Your task is to reproduce the material exactly.

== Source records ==
──────────
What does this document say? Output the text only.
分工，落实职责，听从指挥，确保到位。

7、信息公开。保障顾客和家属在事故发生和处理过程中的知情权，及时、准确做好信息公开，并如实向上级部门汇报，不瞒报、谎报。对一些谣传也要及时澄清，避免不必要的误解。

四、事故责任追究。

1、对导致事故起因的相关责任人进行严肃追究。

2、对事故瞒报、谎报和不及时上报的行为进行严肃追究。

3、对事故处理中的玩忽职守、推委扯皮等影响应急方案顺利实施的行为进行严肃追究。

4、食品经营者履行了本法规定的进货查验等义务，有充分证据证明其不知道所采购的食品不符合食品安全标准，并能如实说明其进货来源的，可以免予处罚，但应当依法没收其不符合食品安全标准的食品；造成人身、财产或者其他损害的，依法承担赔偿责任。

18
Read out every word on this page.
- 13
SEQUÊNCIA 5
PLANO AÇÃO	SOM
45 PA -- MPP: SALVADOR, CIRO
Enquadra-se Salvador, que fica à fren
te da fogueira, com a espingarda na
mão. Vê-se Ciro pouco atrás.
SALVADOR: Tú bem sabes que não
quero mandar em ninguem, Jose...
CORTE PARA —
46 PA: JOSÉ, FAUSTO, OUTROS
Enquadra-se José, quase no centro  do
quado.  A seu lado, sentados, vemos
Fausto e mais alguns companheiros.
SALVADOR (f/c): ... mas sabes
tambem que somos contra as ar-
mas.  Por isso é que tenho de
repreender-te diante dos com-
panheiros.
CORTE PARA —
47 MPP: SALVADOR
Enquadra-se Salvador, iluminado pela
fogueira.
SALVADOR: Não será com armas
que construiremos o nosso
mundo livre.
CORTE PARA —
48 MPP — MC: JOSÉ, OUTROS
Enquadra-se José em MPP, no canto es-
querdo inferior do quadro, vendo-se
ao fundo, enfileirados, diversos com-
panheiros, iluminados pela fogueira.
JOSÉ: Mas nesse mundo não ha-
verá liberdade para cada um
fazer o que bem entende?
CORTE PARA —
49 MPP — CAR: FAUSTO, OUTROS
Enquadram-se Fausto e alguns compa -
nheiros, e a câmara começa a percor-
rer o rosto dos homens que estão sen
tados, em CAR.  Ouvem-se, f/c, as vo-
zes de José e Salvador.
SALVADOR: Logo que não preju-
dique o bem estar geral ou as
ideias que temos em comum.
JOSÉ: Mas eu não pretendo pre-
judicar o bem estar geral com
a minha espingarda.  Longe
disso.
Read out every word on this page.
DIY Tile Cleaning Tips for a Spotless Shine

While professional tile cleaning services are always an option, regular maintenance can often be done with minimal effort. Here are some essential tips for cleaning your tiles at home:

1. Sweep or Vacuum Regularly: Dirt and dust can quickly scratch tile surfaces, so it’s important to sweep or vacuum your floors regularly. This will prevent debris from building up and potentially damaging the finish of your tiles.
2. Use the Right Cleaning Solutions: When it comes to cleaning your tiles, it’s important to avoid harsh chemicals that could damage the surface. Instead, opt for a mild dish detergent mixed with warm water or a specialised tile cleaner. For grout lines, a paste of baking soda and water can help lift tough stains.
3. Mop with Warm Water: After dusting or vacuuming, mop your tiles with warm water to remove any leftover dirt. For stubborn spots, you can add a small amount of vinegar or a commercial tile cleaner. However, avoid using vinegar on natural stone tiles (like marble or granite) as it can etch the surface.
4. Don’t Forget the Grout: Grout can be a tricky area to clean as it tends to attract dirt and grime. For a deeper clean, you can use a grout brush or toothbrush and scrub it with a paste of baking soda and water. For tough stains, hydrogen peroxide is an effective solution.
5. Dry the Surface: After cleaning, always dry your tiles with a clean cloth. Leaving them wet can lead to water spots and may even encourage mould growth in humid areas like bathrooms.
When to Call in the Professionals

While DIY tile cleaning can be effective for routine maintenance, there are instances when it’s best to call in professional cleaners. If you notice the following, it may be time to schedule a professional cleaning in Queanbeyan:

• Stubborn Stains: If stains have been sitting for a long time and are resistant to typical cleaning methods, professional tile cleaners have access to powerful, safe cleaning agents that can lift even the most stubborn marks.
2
──────────
== Answer to this exercise ==
What does this document say? Output the text only.
分工，落实职责，听从指挥，确保到位。

7、信息公开。保障顾客和家属在事故发生和处理过程中的知情权，及时、准确做好信息公开，并如实向上级部门汇报，不瞒报、谎报。对一些谣传也要及时澄清，避免不必要的误解。

四、事故责任追究。

1、对导致事故起因的相关责任人进行严肃追究。

2、对事故瞒报、谎报和不及时上报的行为进行严肃追究。

3、对事故处理中的玩忽职守、推委扯皮等影响应急方案顺利实施的行为进行严肃追究。

4、食品经营者履行了本法规定的进货查验等义务，有充分证据证明其不知道所采购的食品不符合食品安全标准，并能如实说明其进货来源的，可以免予处罚，但应当依法没收其不符合食品安全标准的食品；造成人身、财产或者其他损害的，依法承担赔偿责任。

18
Read out every word on this page.
- 13
SEQUÊNCIA 5
PLANO AÇÃO	SOM
45 PA -- MPP: SALVADOR, CIRO
Enquadra-se Salvador, que fica à fren
te da fogueira, com a espingarda na
mão. Vê-se Ciro pouco atrás.
SALVADOR: Tú bem sabes que não
quero mandar em ninguem, Jose...
CORTE PARA —
46 PA: JOSÉ, FAUSTO, OUTROS
Enquadra-se José, quase no centro  do
quado.  A seu lado, sentados, vemos
Fausto e mais alguns companheiros.
SALVADOR (f/c): ... mas sabes
tambem que somos contra as ar-
mas.  Por isso é que tenho de
repreender-te diante dos com-
panheiros.
CORTE PARA —
47 MPP: SALVADOR
Enquadra-se Salvador, iluminado pela
fogueira.
SALVADOR: Não será com armas
que construiremos o nosso
mundo livre.
CORTE PARA —
48 MPP — MC: JOSÉ, OUTROS
Enquadra-se José em MPP, no canto es-
querdo inferior do quadro, vendo-se
ao fundo, enfileirados, diversos com-
panheiros, iluminados pela fogueira.
JOSÉ: Mas nesse mundo não ha-
verá liberdade para cada um
fazer o que bem entende?
CORTE PARA —
49 MPP — CAR: FAUSTO, OUTROS
Enquadram-se Fausto e alguns compa -
nheiros, e a câmara começa a percor-
rer o rosto dos homens que estão sen
tados, em CAR.  Ouvem-se, f/c, as vo-
zes de José e Salvador.
SALVADOR: Logo que não preju-
dique o bem estar geral ou as
ideias que temos em comum.
JOSÉ: Mas eu não pretendo pre-
judicar o bem estar geral com
a minha espingarda.  Longe
disso.
Read out every word on this page.
DIY Tile Cleaning Tips for a Spotless Shine

While professional tile cleaning services are always an option, regular maintenance can often be done with minimal effort. Here are some essential tips for cleaning your tiles at home:

1. Sweep or Vacuum Regularly: Dirt and dust can quickly scratch tile surfaces, so it’s important to sweep or vacuum your floors regularly. This will prevent debris from building up and potentially damaging the finish of your tiles.
2. Use the Right Cleaning Solutions: When it comes to cleaning your tiles, it’s important to avoid harsh chemicals that could damage the surface. Instead, opt for a mild dish detergent mixed with warm water or a specialised tile cleaner. For grout lines, a paste of baking soda and water can help lift tough stains.
3. Mop with Warm Water: After dusting or vacuuming, mop your tiles with warm water to remove any leftover dirt. For stubborn spots, you can add a small amount of vinegar or a commercial tile cleaner. However, avoid using vinegar on natural stone tiles (like marble or granite) as it can etch the surface.
4. Don’t Forget the Grout: Grout can be a tricky area to clean as it tends to attract dirt and grime. For a deeper clean, you can use a grout brush or toothbrush and scrub it with a paste of baking soda and water. For tough stains, hydrogen peroxide is an effective solution.
5. Dry the Surface: After cleaning, always dry your tiles with a clean cloth. Leaving them wet can lead to water spots and may even encourage mould growth in humid areas like bathrooms.
When to Call in the Professionals

While DIY tile cleaning can be effective for routine maintenance, there are instances when it’s best to call in professional cleaners. If you notice the following, it may be time to schedule a professional cleaning in Queanbeyan:

• Stubborn Stains: If stains have been sitting for a long time and are resistant to typical cleaning methods, professional tile cleaners have access to powerful, safe cleaning agents that can lift even the most stubborn marks.
2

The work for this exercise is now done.